Spatial annotation records
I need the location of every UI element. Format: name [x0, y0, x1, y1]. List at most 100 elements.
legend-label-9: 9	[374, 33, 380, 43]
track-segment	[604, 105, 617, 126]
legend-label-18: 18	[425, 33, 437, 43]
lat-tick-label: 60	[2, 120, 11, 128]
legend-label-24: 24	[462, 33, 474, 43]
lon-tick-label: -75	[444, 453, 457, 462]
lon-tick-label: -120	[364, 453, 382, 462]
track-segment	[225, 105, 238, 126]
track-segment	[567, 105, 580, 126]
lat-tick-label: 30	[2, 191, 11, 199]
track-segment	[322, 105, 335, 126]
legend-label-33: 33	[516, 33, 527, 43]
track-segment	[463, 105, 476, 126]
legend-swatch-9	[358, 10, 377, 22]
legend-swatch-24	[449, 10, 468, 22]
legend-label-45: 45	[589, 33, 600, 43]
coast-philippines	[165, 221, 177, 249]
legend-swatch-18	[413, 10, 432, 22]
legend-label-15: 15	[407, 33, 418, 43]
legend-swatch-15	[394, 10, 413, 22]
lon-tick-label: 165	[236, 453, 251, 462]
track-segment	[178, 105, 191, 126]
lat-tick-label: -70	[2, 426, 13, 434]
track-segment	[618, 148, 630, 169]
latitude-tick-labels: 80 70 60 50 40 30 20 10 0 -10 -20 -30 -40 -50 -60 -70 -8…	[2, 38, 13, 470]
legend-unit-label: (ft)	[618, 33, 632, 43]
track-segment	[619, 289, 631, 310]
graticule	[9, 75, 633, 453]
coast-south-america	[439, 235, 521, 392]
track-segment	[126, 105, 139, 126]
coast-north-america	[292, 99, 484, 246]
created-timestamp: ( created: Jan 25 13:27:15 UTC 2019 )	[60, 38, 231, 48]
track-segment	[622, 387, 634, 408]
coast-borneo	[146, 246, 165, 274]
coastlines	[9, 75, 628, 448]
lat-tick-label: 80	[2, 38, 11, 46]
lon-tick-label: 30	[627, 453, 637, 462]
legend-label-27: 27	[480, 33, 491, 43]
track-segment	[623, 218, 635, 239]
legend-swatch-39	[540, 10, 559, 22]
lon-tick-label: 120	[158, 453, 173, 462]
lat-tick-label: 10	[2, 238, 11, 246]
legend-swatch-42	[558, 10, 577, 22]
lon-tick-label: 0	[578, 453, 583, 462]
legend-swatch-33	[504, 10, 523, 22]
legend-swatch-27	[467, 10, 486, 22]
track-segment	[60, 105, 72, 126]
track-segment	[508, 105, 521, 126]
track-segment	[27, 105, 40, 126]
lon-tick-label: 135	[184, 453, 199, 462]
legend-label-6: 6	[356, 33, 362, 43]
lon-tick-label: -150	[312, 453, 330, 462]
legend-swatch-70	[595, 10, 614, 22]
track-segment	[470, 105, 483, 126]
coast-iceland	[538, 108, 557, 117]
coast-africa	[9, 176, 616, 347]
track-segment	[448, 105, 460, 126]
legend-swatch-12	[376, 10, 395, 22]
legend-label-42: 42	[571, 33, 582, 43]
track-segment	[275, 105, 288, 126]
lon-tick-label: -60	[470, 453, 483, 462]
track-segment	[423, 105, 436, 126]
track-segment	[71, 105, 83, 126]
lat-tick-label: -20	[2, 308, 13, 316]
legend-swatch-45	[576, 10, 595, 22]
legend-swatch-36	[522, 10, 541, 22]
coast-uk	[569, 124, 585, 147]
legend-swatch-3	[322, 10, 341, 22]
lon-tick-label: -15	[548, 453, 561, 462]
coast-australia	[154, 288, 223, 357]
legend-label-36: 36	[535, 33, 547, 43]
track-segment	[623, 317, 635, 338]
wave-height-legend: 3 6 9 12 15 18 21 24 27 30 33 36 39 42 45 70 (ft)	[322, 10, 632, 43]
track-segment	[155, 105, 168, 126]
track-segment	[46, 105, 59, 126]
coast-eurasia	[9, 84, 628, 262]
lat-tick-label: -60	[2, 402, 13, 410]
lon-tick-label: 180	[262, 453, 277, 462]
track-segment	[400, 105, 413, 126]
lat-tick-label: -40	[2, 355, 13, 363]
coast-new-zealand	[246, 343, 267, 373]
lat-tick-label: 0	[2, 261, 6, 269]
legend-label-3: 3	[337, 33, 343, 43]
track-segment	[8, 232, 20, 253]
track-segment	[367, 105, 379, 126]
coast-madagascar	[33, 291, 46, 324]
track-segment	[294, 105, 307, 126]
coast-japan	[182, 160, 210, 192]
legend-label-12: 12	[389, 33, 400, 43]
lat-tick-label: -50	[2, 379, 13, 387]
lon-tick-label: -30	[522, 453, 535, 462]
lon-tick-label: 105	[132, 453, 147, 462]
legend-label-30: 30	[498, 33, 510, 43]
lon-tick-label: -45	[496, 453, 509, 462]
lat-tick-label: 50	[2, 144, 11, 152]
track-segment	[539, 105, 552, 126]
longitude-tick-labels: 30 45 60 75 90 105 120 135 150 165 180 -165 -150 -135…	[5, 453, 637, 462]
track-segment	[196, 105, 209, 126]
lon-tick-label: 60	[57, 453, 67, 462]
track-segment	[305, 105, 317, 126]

## [EXERCISE AIM]
Set out every line of the records above as a numbered list, skipping any blank lines.

## [RESPONSE FOR THIS EXERCISE]
1. I need the location of every UI element. Format: name [x0, y0, x1, y1]. List at most 100 elements.
2. legend-label-9: 9	[374, 33, 380, 43]
3. track-segment	[604, 105, 617, 126]
4. legend-label-18: 18	[425, 33, 437, 43]
5. lat-tick-label: 60	[2, 120, 11, 128]
6. legend-label-24: 24	[462, 33, 474, 43]
7. lon-tick-label: -75	[444, 453, 457, 462]
8. lon-tick-label: -120	[364, 453, 382, 462]
9. track-segment	[225, 105, 238, 126]
10. track-segment	[567, 105, 580, 126]
11. lat-tick-label: 30	[2, 191, 11, 199]
12. track-segment	[322, 105, 335, 126]
13. legend-label-33: 33	[516, 33, 527, 43]
14. track-segment	[463, 105, 476, 126]
15. legend-swatch-9	[358, 10, 377, 22]
16. legend-swatch-24	[449, 10, 468, 22]
17. legend-label-45: 45	[589, 33, 600, 43]
18. coast-philippines	[165, 221, 177, 249]
19. legend-swatch-18	[413, 10, 432, 22]
20. legend-label-15: 15	[407, 33, 418, 43]
21. legend-swatch-15	[394, 10, 413, 22]
22. lon-tick-label: 165	[236, 453, 251, 462]
23. track-segment	[178, 105, 191, 126]
24. lat-tick-label: -70	[2, 426, 13, 434]
25. track-segment	[618, 148, 630, 169]
26. latitude-tick-labels: 80 70 60 50 40 30 20 10 0 -10 -20 -30 -40 -50 -60 -70 -8…	[2, 38, 13, 470]
27. legend-unit-label: (ft)	[618, 33, 632, 43]
28. track-segment	[619, 289, 631, 310]
29. graticule	[9, 75, 633, 453]
30. coast-south-america	[439, 235, 521, 392]
31. track-segment	[126, 105, 139, 126]
32. coast-north-america	[292, 99, 484, 246]
33. created-timestamp: ( created: Jan 25 13:27:15 UTC 2019 )	[60, 38, 231, 48]
34. track-segment	[622, 387, 634, 408]
35. coast-borneo	[146, 246, 165, 274]
36. coastlines	[9, 75, 628, 448]
37. lat-tick-label: 80	[2, 38, 11, 46]
38. lon-tick-label: 30	[627, 453, 637, 462]
39. legend-label-27: 27	[480, 33, 491, 43]
40. track-segment	[623, 218, 635, 239]
41. legend-swatch-39	[540, 10, 559, 22]
42. lon-tick-label: 120	[158, 453, 173, 462]
43. lat-tick-label: 10	[2, 238, 11, 246]
44. legend-swatch-42	[558, 10, 577, 22]
45. lon-tick-label: 0	[578, 453, 583, 462]
46. legend-swatch-33	[504, 10, 523, 22]
47. legend-swatch-27	[467, 10, 486, 22]
48. track-segment	[60, 105, 72, 126]
49. track-segment	[508, 105, 521, 126]
50. track-segment	[27, 105, 40, 126]
51. lon-tick-label: 135	[184, 453, 199, 462]
52. legend-label-6: 6	[356, 33, 362, 43]
53. lon-tick-label: -150	[312, 453, 330, 462]
54. legend-swatch-70	[595, 10, 614, 22]
55. track-segment	[470, 105, 483, 126]
56. coast-iceland	[538, 108, 557, 117]
57. coast-africa	[9, 176, 616, 347]
58. track-segment	[448, 105, 460, 126]
59. legend-swatch-12	[376, 10, 395, 22]
60. legend-label-42: 42	[571, 33, 582, 43]
61. track-segment	[275, 105, 288, 126]
62. lon-tick-label: -60	[470, 453, 483, 462]
63. track-segment	[423, 105, 436, 126]
64. track-segment	[71, 105, 83, 126]
65. lat-tick-label: -20	[2, 308, 13, 316]
66. legend-swatch-45	[576, 10, 595, 22]
67. legend-swatch-36	[522, 10, 541, 22]
68. coast-uk	[569, 124, 585, 147]
69. legend-swatch-3	[322, 10, 341, 22]
70. lon-tick-label: -15	[548, 453, 561, 462]
71. coast-australia	[154, 288, 223, 357]
72. legend-label-36: 36	[535, 33, 547, 43]
73. track-segment	[623, 317, 635, 338]
74. wave-height-legend: 3 6 9 12 15 18 21 24 27 30 33 36 39 42 45 70 (ft)	[322, 10, 632, 43]
75. track-segment	[155, 105, 168, 126]
76. track-segment	[46, 105, 59, 126]
77. coast-eurasia	[9, 84, 628, 262]
78. lat-tick-label: -60	[2, 402, 13, 410]
79. lon-tick-label: 180	[262, 453, 277, 462]
80. track-segment	[400, 105, 413, 126]
81. lat-tick-label: -40	[2, 355, 13, 363]
82. coast-new-zealand	[246, 343, 267, 373]
83. lat-tick-label: 0	[2, 261, 6, 269]
84. legend-label-3: 3	[337, 33, 343, 43]
85. track-segment	[8, 232, 20, 253]
86. track-segment	[367, 105, 379, 126]
87. coast-madagascar	[33, 291, 46, 324]
88. track-segment	[294, 105, 307, 126]
89. coast-japan	[182, 160, 210, 192]
90. legend-label-12: 12	[389, 33, 400, 43]
91. lat-tick-label: -50	[2, 379, 13, 387]
92. lon-tick-label: -30	[522, 453, 535, 462]
93. lon-tick-label: 105	[132, 453, 147, 462]
94. legend-label-30: 30	[498, 33, 510, 43]
95. lon-tick-label: -45	[496, 453, 509, 462]
96. lat-tick-label: 50	[2, 144, 11, 152]
97. track-segment	[539, 105, 552, 126]
98. longitude-tick-labels: 30 45 60 75 90 105 120 135 150 165 180 -165 -150 -135…	[5, 453, 637, 462]
99. track-segment	[196, 105, 209, 126]
100. lon-tick-label: 60	[57, 453, 67, 462]
101. track-segment	[305, 105, 317, 126]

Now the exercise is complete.